--- Start Given records ---

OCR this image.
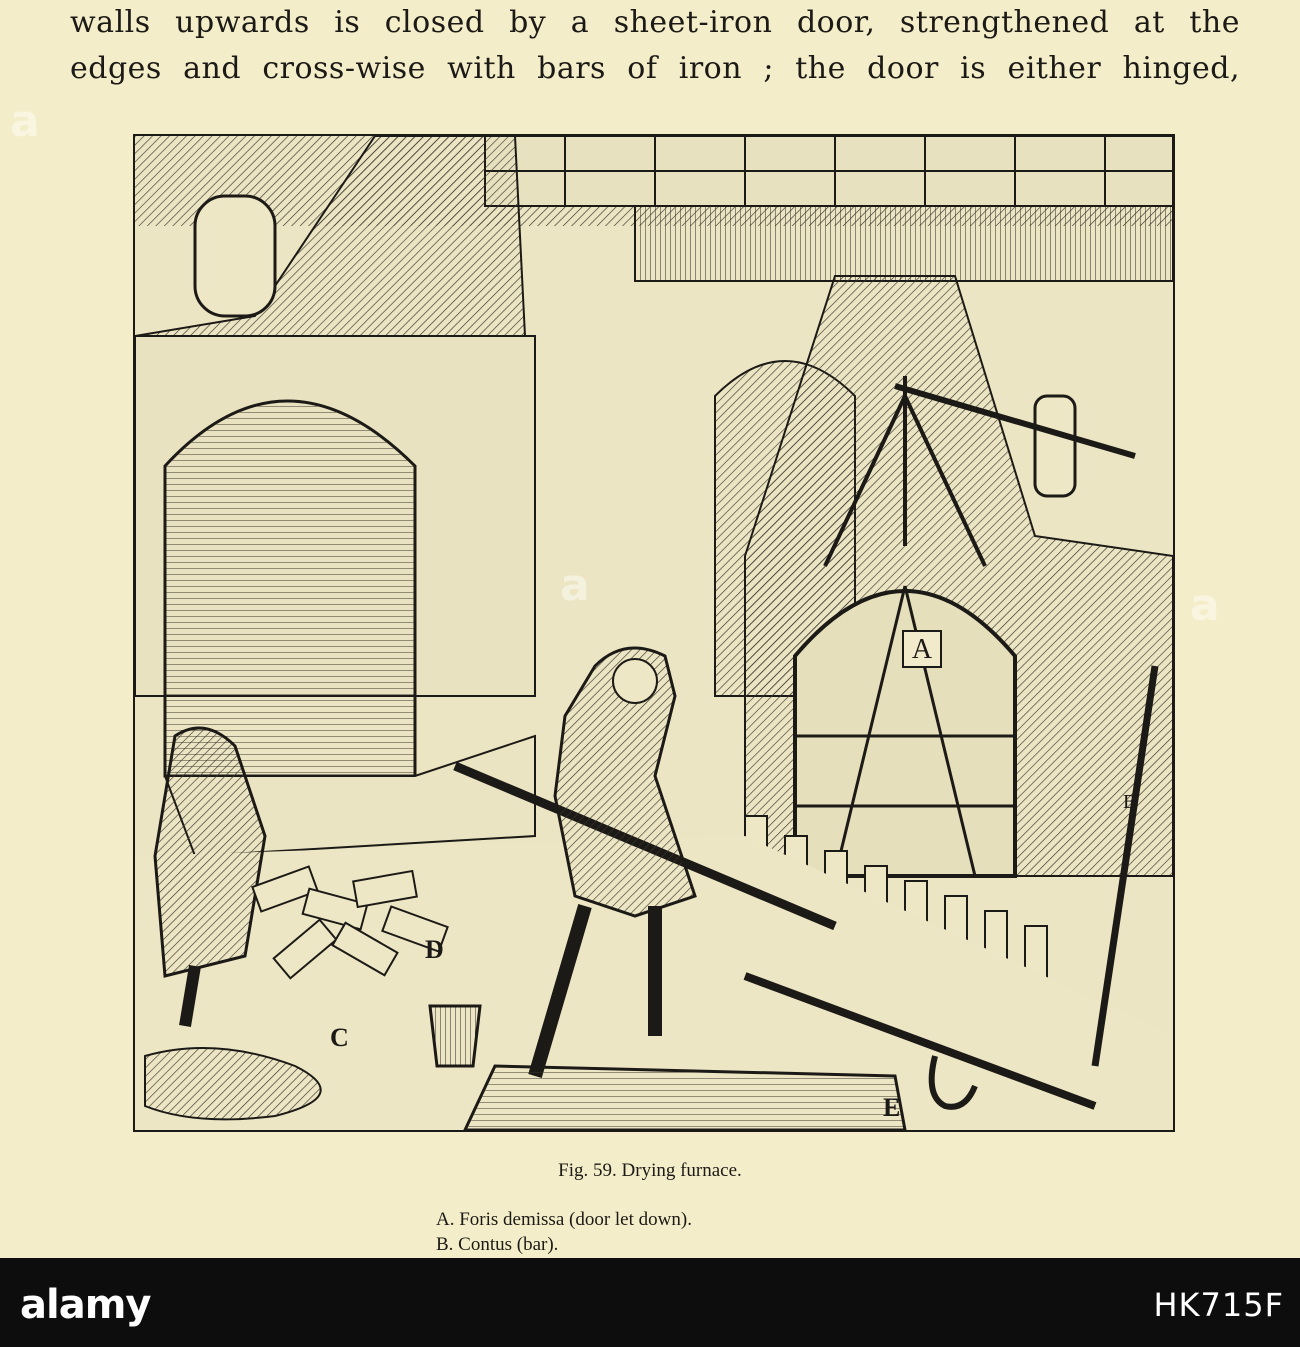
walls upwards is closed by a sheet-iron door, strengthened at the
edges and cross-wise with bars of iron ; the door is either hinged,
A
B
C
D
E
Fig. 59. Drying furnace.
A. Foris demissa (door let down).
B. Contus (bar).
a
a	a
alamy	HK715F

--- End Given records ---

Given task: Copy the records exactly. Skip the pictures.

Written reply:
OCR this image.
walls upwards is closed by a sheet-iron door, strengthened at the
edges and cross-wise with bars of iron ; the door is either hinged,
A
B
C
D
E
Fig. 59. Drying furnace.
A. Foris demissa (door let down).
B. Contus (bar).
a
a	a
alamy	HK715F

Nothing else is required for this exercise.